§ **DO THIS**:
Show each line of the data below that has the string "跨业务协同联动" in it.

§ **MATERIAL PROVIDED**:

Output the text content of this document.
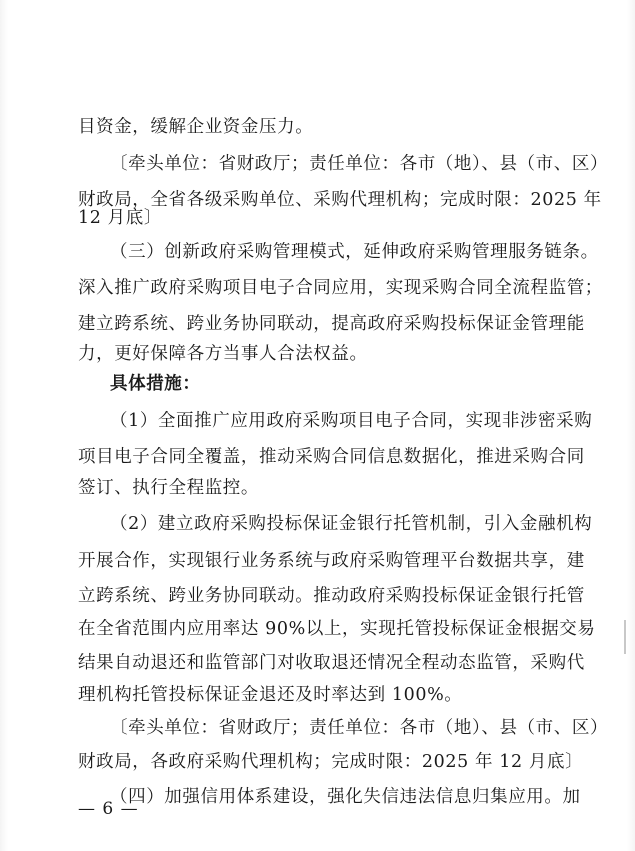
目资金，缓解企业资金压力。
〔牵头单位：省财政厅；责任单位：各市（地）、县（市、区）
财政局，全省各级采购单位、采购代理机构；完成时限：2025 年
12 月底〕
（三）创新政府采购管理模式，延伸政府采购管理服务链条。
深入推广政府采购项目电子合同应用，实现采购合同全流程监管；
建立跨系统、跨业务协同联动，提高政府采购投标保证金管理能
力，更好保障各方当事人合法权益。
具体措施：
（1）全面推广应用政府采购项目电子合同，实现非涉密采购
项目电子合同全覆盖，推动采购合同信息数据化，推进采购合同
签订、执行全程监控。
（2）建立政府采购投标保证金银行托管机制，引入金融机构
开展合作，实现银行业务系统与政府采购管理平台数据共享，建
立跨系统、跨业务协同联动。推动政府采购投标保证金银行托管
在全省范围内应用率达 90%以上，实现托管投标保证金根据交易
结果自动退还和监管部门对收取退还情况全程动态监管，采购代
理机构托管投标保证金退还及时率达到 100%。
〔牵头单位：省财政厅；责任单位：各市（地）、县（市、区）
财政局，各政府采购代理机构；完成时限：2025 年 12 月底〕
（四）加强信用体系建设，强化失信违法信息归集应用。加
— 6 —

§ **OUTPUT FOR THIS TASK**:
建立跨系统、跨业务协同联动，提高政府采购投标保证金管理能
立跨系统、跨业务协同联动。推动政府采购投标保证金银行托管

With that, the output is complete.